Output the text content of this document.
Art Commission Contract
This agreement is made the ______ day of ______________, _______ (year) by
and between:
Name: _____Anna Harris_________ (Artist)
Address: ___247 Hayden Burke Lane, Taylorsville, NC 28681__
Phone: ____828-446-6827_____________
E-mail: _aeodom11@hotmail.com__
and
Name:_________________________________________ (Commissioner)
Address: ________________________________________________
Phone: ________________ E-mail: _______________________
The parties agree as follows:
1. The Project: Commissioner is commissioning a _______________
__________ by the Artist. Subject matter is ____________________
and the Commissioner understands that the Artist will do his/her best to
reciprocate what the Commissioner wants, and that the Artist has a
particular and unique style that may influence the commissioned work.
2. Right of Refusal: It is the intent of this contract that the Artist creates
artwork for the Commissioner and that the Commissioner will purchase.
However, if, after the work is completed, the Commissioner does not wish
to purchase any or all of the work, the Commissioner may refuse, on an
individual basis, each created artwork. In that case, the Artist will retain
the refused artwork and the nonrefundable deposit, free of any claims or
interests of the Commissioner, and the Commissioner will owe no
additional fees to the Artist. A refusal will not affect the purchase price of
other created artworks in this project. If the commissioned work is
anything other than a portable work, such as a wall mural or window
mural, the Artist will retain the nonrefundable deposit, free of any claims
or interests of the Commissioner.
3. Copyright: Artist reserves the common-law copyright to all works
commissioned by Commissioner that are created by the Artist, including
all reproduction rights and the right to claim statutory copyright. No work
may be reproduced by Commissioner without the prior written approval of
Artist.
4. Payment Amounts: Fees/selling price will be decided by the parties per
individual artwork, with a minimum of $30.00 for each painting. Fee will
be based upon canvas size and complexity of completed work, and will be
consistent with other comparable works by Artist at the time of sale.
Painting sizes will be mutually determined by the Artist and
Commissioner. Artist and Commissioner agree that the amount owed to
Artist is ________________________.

- **Stated problem**:
Write out every record verbatim.

- **Output of the task**:
Output the text content of this document.
Art Commission Contract
This agreement is made the ______ day of ______________, _______ (year) by
and between:
Name: _____Anna Harris_________ (Artist)
Address: ___247 Hayden Burke Lane, Taylorsville, NC 28681__
Phone: ____828-446-6827_____________
E-mail: _aeodom11@hotmail.com__
and
Name:_________________________________________ (Commissioner)
Address: ________________________________________________
Phone: ________________ E-mail: _______________________
The parties agree as follows:
1. The Project: Commissioner is commissioning a _______________
__________ by the Artist. Subject matter is ____________________
and the Commissioner understands that the Artist will do his/her best to
reciprocate what the Commissioner wants, and that the Artist has a
particular and unique style that may influence the commissioned work.
2. Right of Refusal: It is the intent of this contract that the Artist creates
artwork for the Commissioner and that the Commissioner will purchase.
However, if, after the work is completed, the Commissioner does not wish
to purchase any or all of the work, the Commissioner may refuse, on an
individual basis, each created artwork. In that case, the Artist will retain
the refused artwork and the nonrefundable deposit, free of any claims or
interests of the Commissioner, and the Commissioner will owe no
additional fees to the Artist. A refusal will not affect the purchase price of
other created artworks in this project. If the commissioned work is
anything other than a portable work, such as a wall mural or window
mural, the Artist will retain the nonrefundable deposit, free of any claims
or interests of the Commissioner.
3. Copyright: Artist reserves the common-law copyright to all works
commissioned by Commissioner that are created by the Artist, including
all reproduction rights and the right to claim statutory copyright. No work
may be reproduced by Commissioner without the prior written approval of
Artist.
4. Payment Amounts: Fees/selling price will be decided by the parties per
individual artwork, with a minimum of $30.00 for each painting. Fee will
be based upon canvas size and complexity of completed work, and will be
consistent with other comparable works by Artist at the time of sale.
Painting sizes will be mutually determined by the Artist and
Commissioner. Artist and Commissioner agree that the amount owed to
Artist is ________________________.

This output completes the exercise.